[Extracts from a graphics dataset]
---------------

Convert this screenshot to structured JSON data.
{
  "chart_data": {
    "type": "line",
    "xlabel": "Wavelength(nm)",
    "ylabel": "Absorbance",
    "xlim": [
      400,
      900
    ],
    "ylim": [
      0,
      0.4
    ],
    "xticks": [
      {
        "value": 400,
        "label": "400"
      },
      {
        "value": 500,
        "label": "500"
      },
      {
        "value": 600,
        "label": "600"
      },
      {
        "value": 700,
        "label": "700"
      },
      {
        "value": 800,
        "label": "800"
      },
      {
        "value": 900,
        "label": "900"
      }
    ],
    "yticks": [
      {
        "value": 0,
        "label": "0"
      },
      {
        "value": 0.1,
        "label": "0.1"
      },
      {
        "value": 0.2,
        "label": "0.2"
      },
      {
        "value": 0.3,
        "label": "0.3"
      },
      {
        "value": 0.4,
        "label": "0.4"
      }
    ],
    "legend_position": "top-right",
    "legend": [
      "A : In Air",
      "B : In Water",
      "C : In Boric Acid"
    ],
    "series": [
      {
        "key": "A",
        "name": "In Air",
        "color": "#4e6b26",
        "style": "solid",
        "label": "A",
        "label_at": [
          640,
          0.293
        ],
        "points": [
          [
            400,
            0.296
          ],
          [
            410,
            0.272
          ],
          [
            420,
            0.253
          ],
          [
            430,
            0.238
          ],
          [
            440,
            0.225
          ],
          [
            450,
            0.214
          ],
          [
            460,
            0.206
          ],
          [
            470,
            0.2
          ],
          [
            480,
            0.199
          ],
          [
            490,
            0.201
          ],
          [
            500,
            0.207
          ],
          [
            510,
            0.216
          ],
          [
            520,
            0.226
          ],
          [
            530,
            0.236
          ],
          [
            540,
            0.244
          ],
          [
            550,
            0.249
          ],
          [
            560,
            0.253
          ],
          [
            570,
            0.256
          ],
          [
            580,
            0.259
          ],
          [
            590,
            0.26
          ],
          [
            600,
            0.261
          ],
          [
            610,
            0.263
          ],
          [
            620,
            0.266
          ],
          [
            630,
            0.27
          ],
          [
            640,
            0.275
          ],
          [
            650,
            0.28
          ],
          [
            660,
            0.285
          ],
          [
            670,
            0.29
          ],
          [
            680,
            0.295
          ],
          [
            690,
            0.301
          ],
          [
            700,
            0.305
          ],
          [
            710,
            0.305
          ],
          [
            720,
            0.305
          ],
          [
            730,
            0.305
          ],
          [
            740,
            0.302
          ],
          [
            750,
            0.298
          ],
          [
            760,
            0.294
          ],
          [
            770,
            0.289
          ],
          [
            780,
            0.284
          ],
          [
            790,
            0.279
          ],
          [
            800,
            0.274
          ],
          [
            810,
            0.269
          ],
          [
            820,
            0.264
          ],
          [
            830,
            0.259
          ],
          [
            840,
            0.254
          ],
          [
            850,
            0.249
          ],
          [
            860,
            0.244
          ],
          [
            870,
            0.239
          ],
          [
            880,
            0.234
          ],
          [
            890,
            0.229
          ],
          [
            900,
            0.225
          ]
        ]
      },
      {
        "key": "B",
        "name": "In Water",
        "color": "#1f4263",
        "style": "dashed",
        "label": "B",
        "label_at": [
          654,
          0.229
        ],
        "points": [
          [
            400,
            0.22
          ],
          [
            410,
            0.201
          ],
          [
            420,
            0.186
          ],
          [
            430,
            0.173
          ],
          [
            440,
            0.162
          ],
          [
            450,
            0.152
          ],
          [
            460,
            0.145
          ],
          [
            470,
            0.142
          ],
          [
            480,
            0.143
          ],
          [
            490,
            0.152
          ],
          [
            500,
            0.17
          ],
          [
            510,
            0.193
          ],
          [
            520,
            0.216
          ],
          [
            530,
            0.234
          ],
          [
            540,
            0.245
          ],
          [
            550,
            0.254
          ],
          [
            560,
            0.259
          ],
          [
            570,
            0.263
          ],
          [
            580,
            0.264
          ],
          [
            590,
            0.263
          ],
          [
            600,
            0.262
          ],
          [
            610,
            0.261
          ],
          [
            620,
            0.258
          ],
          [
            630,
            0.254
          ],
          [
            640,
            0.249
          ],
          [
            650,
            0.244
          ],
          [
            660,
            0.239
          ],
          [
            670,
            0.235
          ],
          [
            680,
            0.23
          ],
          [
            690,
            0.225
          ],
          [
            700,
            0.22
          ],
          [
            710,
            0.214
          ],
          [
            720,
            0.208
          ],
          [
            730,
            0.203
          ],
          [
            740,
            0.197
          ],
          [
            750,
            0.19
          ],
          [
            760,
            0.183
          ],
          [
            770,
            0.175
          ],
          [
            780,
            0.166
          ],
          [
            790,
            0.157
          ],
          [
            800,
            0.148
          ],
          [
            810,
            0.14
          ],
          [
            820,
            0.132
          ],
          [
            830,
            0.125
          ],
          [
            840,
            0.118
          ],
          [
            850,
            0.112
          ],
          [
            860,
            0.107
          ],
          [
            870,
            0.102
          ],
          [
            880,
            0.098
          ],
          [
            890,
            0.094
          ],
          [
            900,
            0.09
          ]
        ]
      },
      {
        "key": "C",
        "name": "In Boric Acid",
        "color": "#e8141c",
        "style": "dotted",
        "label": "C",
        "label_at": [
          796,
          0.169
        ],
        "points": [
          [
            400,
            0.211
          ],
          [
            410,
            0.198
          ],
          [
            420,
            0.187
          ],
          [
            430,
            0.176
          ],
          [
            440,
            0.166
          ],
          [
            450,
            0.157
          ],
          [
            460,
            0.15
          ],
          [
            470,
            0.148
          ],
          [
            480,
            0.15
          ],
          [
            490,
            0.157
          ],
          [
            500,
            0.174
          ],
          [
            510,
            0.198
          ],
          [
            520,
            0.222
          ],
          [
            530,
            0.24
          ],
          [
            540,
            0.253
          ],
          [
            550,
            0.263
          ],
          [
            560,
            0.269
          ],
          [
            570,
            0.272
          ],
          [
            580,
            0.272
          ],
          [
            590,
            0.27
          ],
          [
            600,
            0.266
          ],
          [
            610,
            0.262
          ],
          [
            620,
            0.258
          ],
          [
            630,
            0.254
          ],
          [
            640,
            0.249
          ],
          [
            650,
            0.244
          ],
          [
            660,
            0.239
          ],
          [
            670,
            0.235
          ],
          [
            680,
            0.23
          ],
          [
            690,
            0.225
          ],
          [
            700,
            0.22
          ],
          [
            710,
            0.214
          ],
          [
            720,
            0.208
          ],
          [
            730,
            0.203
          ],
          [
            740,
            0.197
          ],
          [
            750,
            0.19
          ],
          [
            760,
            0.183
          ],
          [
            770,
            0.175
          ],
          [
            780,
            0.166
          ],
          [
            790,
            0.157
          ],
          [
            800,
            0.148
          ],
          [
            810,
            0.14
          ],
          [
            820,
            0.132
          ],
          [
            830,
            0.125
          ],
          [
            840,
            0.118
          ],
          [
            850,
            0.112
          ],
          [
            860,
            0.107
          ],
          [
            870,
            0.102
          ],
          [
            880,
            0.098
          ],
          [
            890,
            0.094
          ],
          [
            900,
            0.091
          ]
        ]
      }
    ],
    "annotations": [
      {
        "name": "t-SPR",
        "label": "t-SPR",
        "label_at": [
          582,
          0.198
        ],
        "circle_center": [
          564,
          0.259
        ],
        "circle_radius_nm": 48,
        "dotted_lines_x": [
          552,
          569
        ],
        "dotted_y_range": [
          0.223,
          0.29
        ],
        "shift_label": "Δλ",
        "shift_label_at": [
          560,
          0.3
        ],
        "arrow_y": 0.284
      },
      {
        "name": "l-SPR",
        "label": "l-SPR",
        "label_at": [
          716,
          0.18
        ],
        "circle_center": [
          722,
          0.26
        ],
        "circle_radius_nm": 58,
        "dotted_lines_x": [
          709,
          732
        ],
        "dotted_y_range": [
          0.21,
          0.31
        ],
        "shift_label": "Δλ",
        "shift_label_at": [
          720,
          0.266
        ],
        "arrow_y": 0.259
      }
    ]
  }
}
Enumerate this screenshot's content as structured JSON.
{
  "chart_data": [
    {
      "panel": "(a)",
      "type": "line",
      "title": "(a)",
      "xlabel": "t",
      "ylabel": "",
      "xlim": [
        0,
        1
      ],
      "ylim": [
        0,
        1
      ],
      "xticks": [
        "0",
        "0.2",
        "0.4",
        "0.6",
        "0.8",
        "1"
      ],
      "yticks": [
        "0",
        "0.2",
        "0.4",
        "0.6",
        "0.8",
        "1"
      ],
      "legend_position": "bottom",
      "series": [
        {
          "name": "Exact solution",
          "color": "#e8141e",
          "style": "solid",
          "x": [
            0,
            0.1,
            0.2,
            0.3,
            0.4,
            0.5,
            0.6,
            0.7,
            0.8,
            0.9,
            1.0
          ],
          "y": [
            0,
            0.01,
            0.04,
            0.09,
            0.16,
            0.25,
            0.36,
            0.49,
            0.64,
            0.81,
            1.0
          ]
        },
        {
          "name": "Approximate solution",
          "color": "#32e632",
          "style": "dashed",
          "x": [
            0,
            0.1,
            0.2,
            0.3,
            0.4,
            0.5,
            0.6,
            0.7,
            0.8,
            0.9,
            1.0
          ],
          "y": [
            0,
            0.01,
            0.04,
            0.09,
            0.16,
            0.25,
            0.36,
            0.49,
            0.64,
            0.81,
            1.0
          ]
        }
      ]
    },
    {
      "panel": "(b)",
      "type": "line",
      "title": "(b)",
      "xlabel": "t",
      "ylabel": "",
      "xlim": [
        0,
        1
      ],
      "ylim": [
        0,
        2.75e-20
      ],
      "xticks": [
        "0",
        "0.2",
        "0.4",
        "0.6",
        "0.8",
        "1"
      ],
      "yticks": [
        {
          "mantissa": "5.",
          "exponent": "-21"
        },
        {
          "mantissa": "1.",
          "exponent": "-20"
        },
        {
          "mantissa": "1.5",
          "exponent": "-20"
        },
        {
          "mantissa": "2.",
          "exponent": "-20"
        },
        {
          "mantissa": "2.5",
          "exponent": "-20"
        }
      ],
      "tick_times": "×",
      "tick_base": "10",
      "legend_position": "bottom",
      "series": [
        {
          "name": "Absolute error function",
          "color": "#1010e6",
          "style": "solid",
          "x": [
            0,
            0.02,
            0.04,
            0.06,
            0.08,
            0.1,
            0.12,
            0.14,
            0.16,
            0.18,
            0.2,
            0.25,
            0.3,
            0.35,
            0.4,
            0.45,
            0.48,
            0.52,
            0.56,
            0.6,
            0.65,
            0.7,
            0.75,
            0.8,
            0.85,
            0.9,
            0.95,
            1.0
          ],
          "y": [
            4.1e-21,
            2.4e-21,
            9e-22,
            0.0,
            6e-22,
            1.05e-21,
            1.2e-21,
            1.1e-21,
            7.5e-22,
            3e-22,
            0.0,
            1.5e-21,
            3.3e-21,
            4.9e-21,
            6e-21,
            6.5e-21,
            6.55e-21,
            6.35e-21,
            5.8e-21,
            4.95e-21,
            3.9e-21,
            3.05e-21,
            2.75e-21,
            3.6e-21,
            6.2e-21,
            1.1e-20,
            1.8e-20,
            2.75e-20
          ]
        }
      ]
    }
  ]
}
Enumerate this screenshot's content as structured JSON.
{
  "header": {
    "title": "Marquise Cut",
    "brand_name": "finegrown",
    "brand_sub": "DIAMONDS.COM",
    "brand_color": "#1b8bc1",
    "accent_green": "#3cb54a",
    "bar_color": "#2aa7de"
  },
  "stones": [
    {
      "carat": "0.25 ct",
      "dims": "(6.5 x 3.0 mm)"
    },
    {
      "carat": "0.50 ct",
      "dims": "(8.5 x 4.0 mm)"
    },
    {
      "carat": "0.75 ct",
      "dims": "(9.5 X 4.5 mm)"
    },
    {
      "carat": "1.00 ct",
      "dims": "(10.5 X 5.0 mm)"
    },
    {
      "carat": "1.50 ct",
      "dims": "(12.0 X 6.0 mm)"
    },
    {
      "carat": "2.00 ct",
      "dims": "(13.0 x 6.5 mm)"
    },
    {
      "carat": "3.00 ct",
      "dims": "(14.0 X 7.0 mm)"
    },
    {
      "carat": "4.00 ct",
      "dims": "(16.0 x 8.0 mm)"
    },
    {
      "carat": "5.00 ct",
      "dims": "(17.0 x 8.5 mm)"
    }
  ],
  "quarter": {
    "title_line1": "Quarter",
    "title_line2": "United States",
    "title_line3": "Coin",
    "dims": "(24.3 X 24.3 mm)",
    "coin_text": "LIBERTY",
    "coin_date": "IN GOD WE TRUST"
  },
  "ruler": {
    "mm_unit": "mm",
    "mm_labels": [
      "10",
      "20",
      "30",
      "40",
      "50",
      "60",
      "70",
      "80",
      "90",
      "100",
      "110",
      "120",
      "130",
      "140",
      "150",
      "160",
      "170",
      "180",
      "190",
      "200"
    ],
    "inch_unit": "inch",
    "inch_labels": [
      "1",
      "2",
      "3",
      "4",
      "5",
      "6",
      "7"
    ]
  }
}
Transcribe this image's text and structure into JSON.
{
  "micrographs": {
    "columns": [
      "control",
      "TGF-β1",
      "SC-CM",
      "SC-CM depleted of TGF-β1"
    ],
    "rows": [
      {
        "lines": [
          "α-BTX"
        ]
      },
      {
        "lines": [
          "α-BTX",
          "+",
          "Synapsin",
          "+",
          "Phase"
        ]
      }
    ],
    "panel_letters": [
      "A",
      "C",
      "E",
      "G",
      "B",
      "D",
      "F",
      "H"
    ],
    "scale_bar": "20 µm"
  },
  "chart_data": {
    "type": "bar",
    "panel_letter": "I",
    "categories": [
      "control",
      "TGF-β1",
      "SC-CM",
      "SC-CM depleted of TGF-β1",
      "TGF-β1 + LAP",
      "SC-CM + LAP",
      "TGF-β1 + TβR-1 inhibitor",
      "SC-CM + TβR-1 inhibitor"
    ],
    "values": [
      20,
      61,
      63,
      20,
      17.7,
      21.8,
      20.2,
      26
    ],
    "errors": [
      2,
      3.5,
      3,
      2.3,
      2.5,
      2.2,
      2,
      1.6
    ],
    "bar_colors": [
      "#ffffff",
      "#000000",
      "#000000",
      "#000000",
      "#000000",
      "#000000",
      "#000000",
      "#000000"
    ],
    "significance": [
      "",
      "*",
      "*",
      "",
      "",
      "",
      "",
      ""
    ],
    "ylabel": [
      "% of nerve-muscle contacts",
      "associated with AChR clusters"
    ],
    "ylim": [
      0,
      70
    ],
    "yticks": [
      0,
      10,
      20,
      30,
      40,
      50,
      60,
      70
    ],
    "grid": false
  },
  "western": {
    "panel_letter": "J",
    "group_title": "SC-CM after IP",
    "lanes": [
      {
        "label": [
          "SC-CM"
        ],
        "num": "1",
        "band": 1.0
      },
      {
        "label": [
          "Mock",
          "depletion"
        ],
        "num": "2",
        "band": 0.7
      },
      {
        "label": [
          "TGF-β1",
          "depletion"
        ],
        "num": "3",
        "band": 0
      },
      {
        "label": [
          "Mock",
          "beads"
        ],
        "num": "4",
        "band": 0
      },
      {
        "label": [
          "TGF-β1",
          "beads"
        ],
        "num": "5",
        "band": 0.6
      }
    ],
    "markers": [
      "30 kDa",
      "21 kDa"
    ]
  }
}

---------------

▸ Task details:
Find all lines where the word "this" appears. Copy them.

▸ Solution to the exercise:
Convert this screenshot to structured JSON data.
Enumerate this screenshot's content as structured JSON.
Enumerate this screenshot's content as structured JSON.
Transcribe this image's text and structure into JSON.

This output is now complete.